- _WHAT TO DO_
Each entry below should be returned exactly as is, with the pictures removed.

------ GIVEN RECORDS

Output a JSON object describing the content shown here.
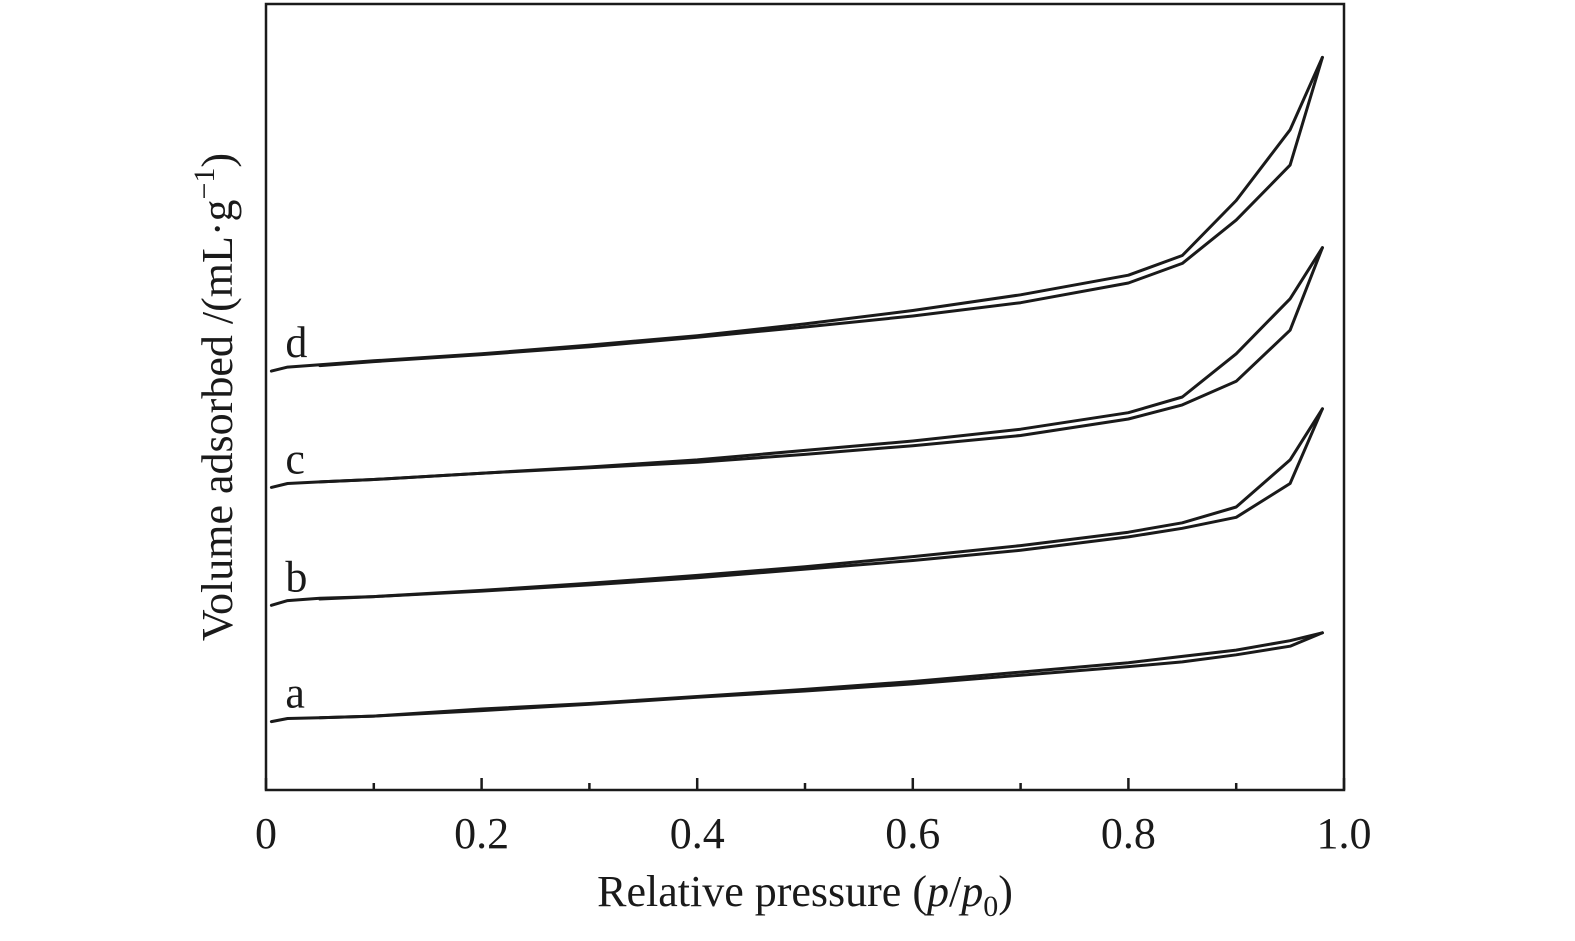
{
  "chart_data": {
    "type": "line",
    "title": "",
    "xlabel": {
      "prefix": "Relative pressure (",
      "italic": "p",
      "slash": "/",
      "italic2": "p",
      "subscript": "0",
      "suffix": ")"
    },
    "ylabel": {
      "main": "Volume adsorbed /(mL·g",
      "superscript": "−1",
      "suffix": ")"
    },
    "xlim": [
      0,
      1.0
    ],
    "ylim": [
      0,
      1
    ],
    "y_ticks_shown": false,
    "grid": false,
    "legend": "none",
    "x_ticks_major": [
      {
        "value": 0,
        "label": "0"
      },
      {
        "value": 0.2,
        "label": "0.2"
      },
      {
        "value": 0.4,
        "label": "0.4"
      },
      {
        "value": 0.6,
        "label": "0.6"
      },
      {
        "value": 0.8,
        "label": "0.8"
      },
      {
        "value": 1.0,
        "label": "1.0"
      }
    ],
    "x_ticks_minor": [
      0.1,
      0.3,
      0.5,
      0.7,
      0.9
    ],
    "series": [
      {
        "name": "a",
        "adsorption": [
          [
            0.005,
            0.087
          ],
          [
            0.02,
            0.091
          ],
          [
            0.05,
            0.092
          ],
          [
            0.1,
            0.094
          ],
          [
            0.2,
            0.103
          ],
          [
            0.3,
            0.11
          ],
          [
            0.4,
            0.119
          ],
          [
            0.5,
            0.128
          ],
          [
            0.6,
            0.138
          ],
          [
            0.7,
            0.15
          ],
          [
            0.8,
            0.162
          ],
          [
            0.85,
            0.17
          ],
          [
            0.9,
            0.178
          ],
          [
            0.95,
            0.19
          ],
          [
            0.98,
            0.2
          ]
        ],
        "desorption": [
          [
            0.98,
            0.2
          ],
          [
            0.95,
            0.183
          ],
          [
            0.9,
            0.172
          ],
          [
            0.85,
            0.163
          ],
          [
            0.8,
            0.157
          ],
          [
            0.7,
            0.146
          ],
          [
            0.6,
            0.135
          ],
          [
            0.5,
            0.126
          ],
          [
            0.4,
            0.118
          ],
          [
            0.3,
            0.109
          ],
          [
            0.2,
            0.101
          ],
          [
            0.1,
            0.094
          ],
          [
            0.05,
            0.092
          ]
        ]
      },
      {
        "name": "b",
        "adsorption": [
          [
            0.005,
            0.235
          ],
          [
            0.02,
            0.241
          ],
          [
            0.05,
            0.244
          ],
          [
            0.1,
            0.246
          ],
          [
            0.2,
            0.254
          ],
          [
            0.3,
            0.263
          ],
          [
            0.4,
            0.273
          ],
          [
            0.5,
            0.284
          ],
          [
            0.6,
            0.297
          ],
          [
            0.7,
            0.311
          ],
          [
            0.8,
            0.328
          ],
          [
            0.85,
            0.34
          ],
          [
            0.9,
            0.36
          ],
          [
            0.95,
            0.42
          ],
          [
            0.98,
            0.485
          ]
        ],
        "desorption": [
          [
            0.98,
            0.485
          ],
          [
            0.95,
            0.39
          ],
          [
            0.9,
            0.347
          ],
          [
            0.85,
            0.333
          ],
          [
            0.8,
            0.322
          ],
          [
            0.7,
            0.305
          ],
          [
            0.6,
            0.292
          ],
          [
            0.5,
            0.281
          ],
          [
            0.4,
            0.27
          ],
          [
            0.3,
            0.261
          ],
          [
            0.2,
            0.253
          ],
          [
            0.1,
            0.246
          ],
          [
            0.05,
            0.243
          ]
        ]
      },
      {
        "name": "c",
        "adsorption": [
          [
            0.005,
            0.385
          ],
          [
            0.02,
            0.39
          ],
          [
            0.05,
            0.392
          ],
          [
            0.1,
            0.395
          ],
          [
            0.2,
            0.403
          ],
          [
            0.3,
            0.411
          ],
          [
            0.4,
            0.42
          ],
          [
            0.5,
            0.432
          ],
          [
            0.6,
            0.444
          ],
          [
            0.7,
            0.459
          ],
          [
            0.8,
            0.48
          ],
          [
            0.85,
            0.5
          ],
          [
            0.9,
            0.555
          ],
          [
            0.95,
            0.625
          ],
          [
            0.98,
            0.69
          ]
        ],
        "desorption": [
          [
            0.98,
            0.69
          ],
          [
            0.95,
            0.585
          ],
          [
            0.9,
            0.52
          ],
          [
            0.85,
            0.49
          ],
          [
            0.8,
            0.472
          ],
          [
            0.7,
            0.451
          ],
          [
            0.6,
            0.438
          ],
          [
            0.5,
            0.427
          ],
          [
            0.4,
            0.417
          ],
          [
            0.3,
            0.41
          ],
          [
            0.2,
            0.403
          ],
          [
            0.1,
            0.395
          ],
          [
            0.05,
            0.392
          ]
        ]
      },
      {
        "name": "d",
        "adsorption": [
          [
            0.005,
            0.533
          ],
          [
            0.02,
            0.538
          ],
          [
            0.05,
            0.541
          ],
          [
            0.1,
            0.546
          ],
          [
            0.2,
            0.555
          ],
          [
            0.3,
            0.566
          ],
          [
            0.4,
            0.578
          ],
          [
            0.5,
            0.593
          ],
          [
            0.6,
            0.61
          ],
          [
            0.7,
            0.63
          ],
          [
            0.8,
            0.655
          ],
          [
            0.85,
            0.68
          ],
          [
            0.9,
            0.75
          ],
          [
            0.95,
            0.84
          ],
          [
            0.98,
            0.932
          ]
        ],
        "desorption": [
          [
            0.98,
            0.932
          ],
          [
            0.95,
            0.795
          ],
          [
            0.9,
            0.725
          ],
          [
            0.85,
            0.67
          ],
          [
            0.8,
            0.645
          ],
          [
            0.7,
            0.62
          ],
          [
            0.6,
            0.603
          ],
          [
            0.5,
            0.589
          ],
          [
            0.4,
            0.576
          ],
          [
            0.3,
            0.564
          ],
          [
            0.2,
            0.554
          ],
          [
            0.1,
            0.545
          ],
          [
            0.05,
            0.54
          ]
        ]
      }
    ]
  }
}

------------

- _SOLVED EXERCISE_
Output a JSON object describing the content shown here.
{
  "chart_data": {
    "type": "line",
    "title": "",
    "xlabel": {
      "prefix": "Relative pressure (",
      "italic": "p",
      "slash": "/",
      "italic2": "p",
      "subscript": "0",
      "suffix": ")"
    },
    "ylabel": {
      "main": "Volume adsorbed /(mL·g",
      "superscript": "−1",
      "suffix": ")"
    },
    "xlim": [
      0,
      1.0
    ],
    "ylim": [
      0,
      1
    ],
    "y_ticks_shown": false,
    "grid": false,
    "legend": "none",
    "x_ticks_major": [
      {
        "value": 0,
        "label": "0"
      },
      {
        "value": 0.2,
        "label": "0.2"
      },
      {
        "value": 0.4,
        "label": "0.4"
      },
      {
        "value": 0.6,
        "label": "0.6"
      },
      {
        "value": 0.8,
        "label": "0.8"
      },
      {
        "value": 1.0,
        "label": "1.0"
      }
    ],
    "x_ticks_minor": [
      0.1,
      0.3,
      0.5,
      0.7,
      0.9
    ],
    "series": [
      {
        "name": "a",
        "adsorption": [
          [
            0.005,
            0.087
          ],
          [
            0.02,
            0.091
          ],
          [
            0.05,
            0.092
          ],
          [
            0.1,
            0.094
          ],
          [
            0.2,
            0.103
          ],
          [
            0.3,
            0.11
          ],
          [
            0.4,
            0.119
          ],
          [
            0.5,
            0.128
          ],
          [
            0.6,
            0.138
          ],
          [
            0.7,
            0.15
          ],
          [
            0.8,
            0.162
          ],
          [
            0.85,
            0.17
          ],
          [
            0.9,
            0.178
          ],
          [
            0.95,
            0.19
          ],
          [
            0.98,
            0.2
          ]
        ],
        "desorption": [
          [
            0.98,
            0.2
          ],
          [
            0.95,
            0.183
          ],
          [
            0.9,
            0.172
          ],
          [
            0.85,
            0.163
          ],
          [
            0.8,
            0.157
          ],
          [
            0.7,
            0.146
          ],
          [
            0.6,
            0.135
          ],
          [
            0.5,
            0.126
          ],
          [
            0.4,
            0.118
          ],
          [
            0.3,
            0.109
          ],
          [
            0.2,
            0.101
          ],
          [
            0.1,
            0.094
          ],
          [
            0.05,
            0.092
          ]
        ]
      },
      {
        "name": "b",
        "adsorption": [
          [
            0.005,
            0.235
          ],
          [
            0.02,
            0.241
          ],
          [
            0.05,
            0.244
          ],
          [
            0.1,
            0.246
          ],
          [
            0.2,
            0.254
          ],
          [
            0.3,
            0.263
          ],
          [
            0.4,
            0.273
          ],
          [
            0.5,
            0.284
          ],
          [
            0.6,
            0.297
          ],
          [
            0.7,
            0.311
          ],
          [
            0.8,
            0.328
          ],
          [
            0.85,
            0.34
          ],
          [
            0.9,
            0.36
          ],
          [
            0.95,
            0.42
          ],
          [
            0.98,
            0.485
          ]
        ],
        "desorption": [
          [
            0.98,
            0.485
          ],
          [
            0.95,
            0.39
          ],
          [
            0.9,
            0.347
          ],
          [
            0.85,
            0.333
          ],
          [
            0.8,
            0.322
          ],
          [
            0.7,
            0.305
          ],
          [
            0.6,
            0.292
          ],
          [
            0.5,
            0.281
          ],
          [
            0.4,
            0.27
          ],
          [
            0.3,
            0.261
          ],
          [
            0.2,
            0.253
          ],
          [
            0.1,
            0.246
          ],
          [
            0.05,
            0.243
          ]
        ]
      },
      {
        "name": "c",
        "adsorption": [
          [
            0.005,
            0.385
          ],
          [
            0.02,
            0.39
          ],
          [
            0.05,
            0.392
          ],
          [
            0.1,
            0.395
          ],
          [
            0.2,
            0.403
          ],
          [
            0.3,
            0.411
          ],
          [
            0.4,
            0.42
          ],
          [
            0.5,
            0.432
          ],
          [
            0.6,
            0.444
          ],
          [
            0.7,
            0.459
          ],
          [
            0.8,
            0.48
          ],
          [
            0.85,
            0.5
          ],
          [
            0.9,
            0.555
          ],
          [
            0.95,
            0.625
          ],
          [
            0.98,
            0.69
          ]
        ],
        "desorption": [
          [
            0.98,
            0.69
          ],
          [
            0.95,
            0.585
          ],
          [
            0.9,
            0.52
          ],
          [
            0.85,
            0.49
          ],
          [
            0.8,
            0.472
          ],
          [
            0.7,
            0.451
          ],
          [
            0.6,
            0.438
          ],
          [
            0.5,
            0.427
          ],
          [
            0.4,
            0.417
          ],
          [
            0.3,
            0.41
          ],
          [
            0.2,
            0.403
          ],
          [
            0.1,
            0.395
          ],
          [
            0.05,
            0.392
          ]
        ]
      },
      {
        "name": "d",
        "adsorption": [
          [
            0.005,
            0.533
          ],
          [
            0.02,
            0.538
          ],
          [
            0.05,
            0.541
          ],
          [
            0.1,
            0.546
          ],
          [
            0.2,
            0.555
          ],
          [
            0.3,
            0.566
          ],
          [
            0.4,
            0.578
          ],
          [
            0.5,
            0.593
          ],
          [
            0.6,
            0.61
          ],
          [
            0.7,
            0.63
          ],
          [
            0.8,
            0.655
          ],
          [
            0.85,
            0.68
          ],
          [
            0.9,
            0.75
          ],
          [
            0.95,
            0.84
          ],
          [
            0.98,
            0.932
          ]
        ],
        "desorption": [
          [
            0.98,
            0.932
          ],
          [
            0.95,
            0.795
          ],
          [
            0.9,
            0.725
          ],
          [
            0.85,
            0.67
          ],
          [
            0.8,
            0.645
          ],
          [
            0.7,
            0.62
          ],
          [
            0.6,
            0.603
          ],
          [
            0.5,
            0.589
          ],
          [
            0.4,
            0.576
          ],
          [
            0.3,
            0.564
          ],
          [
            0.2,
            0.554
          ],
          [
            0.1,
            0.545
          ],
          [
            0.05,
            0.54
          ]
        ]
      }
    ]
  }
}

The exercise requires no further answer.